### Written instruction
Your answer should be one number: how many lines of the records hold the string "Årets".

═══ Information given ═══

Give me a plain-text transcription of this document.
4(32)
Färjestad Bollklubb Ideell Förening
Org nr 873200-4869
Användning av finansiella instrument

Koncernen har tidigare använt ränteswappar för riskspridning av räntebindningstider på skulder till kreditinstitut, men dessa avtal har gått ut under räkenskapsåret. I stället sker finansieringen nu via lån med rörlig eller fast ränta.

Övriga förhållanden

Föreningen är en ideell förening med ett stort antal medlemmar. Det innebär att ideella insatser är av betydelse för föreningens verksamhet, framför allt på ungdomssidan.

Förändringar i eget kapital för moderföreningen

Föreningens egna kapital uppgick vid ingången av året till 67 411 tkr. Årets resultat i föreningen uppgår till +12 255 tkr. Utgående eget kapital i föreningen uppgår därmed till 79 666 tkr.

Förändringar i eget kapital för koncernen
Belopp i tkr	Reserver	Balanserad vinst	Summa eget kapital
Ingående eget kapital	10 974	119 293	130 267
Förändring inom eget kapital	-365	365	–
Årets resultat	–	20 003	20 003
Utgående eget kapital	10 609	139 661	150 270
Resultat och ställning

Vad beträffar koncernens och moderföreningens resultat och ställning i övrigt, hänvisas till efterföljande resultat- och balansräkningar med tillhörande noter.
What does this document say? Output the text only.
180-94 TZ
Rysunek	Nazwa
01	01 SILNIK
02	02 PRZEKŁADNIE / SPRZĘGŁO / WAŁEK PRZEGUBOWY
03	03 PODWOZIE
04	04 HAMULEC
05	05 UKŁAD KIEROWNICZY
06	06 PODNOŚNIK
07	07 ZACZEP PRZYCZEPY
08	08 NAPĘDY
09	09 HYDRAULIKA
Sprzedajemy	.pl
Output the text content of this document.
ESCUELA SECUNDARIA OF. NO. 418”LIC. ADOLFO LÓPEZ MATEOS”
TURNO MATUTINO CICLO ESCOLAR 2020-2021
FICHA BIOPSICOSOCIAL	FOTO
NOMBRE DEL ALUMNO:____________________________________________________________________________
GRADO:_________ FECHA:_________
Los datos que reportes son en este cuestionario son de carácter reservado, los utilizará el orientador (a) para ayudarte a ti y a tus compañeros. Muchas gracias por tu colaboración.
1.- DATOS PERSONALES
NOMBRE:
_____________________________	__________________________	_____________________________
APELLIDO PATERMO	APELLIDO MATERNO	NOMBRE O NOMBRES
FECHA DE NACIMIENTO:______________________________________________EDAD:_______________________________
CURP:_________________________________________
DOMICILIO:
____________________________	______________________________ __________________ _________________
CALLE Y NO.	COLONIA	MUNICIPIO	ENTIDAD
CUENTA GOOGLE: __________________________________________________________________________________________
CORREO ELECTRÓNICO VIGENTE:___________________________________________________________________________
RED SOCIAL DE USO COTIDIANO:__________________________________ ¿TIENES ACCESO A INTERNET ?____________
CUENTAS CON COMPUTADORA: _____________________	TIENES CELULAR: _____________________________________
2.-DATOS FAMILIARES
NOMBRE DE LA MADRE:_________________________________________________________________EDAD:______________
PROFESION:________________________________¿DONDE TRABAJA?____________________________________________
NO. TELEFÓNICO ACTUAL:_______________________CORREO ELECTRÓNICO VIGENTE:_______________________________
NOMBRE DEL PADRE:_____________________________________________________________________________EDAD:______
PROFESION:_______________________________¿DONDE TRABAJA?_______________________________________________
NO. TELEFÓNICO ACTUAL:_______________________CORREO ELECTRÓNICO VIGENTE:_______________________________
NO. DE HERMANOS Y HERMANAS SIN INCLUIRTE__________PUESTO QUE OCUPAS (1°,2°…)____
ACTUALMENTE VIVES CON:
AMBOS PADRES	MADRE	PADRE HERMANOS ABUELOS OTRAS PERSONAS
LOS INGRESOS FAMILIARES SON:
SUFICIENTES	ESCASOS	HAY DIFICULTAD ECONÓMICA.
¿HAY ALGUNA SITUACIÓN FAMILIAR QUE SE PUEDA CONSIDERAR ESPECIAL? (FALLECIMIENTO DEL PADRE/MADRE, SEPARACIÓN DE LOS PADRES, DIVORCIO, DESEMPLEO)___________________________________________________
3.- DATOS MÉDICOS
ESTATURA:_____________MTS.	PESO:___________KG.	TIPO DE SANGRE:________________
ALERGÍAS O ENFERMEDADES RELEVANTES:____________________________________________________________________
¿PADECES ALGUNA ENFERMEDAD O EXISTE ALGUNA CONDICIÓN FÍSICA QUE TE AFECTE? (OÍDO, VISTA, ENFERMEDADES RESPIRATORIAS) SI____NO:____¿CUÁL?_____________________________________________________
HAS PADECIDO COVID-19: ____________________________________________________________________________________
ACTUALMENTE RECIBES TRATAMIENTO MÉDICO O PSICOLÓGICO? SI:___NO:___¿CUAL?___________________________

═══

### Task solution
2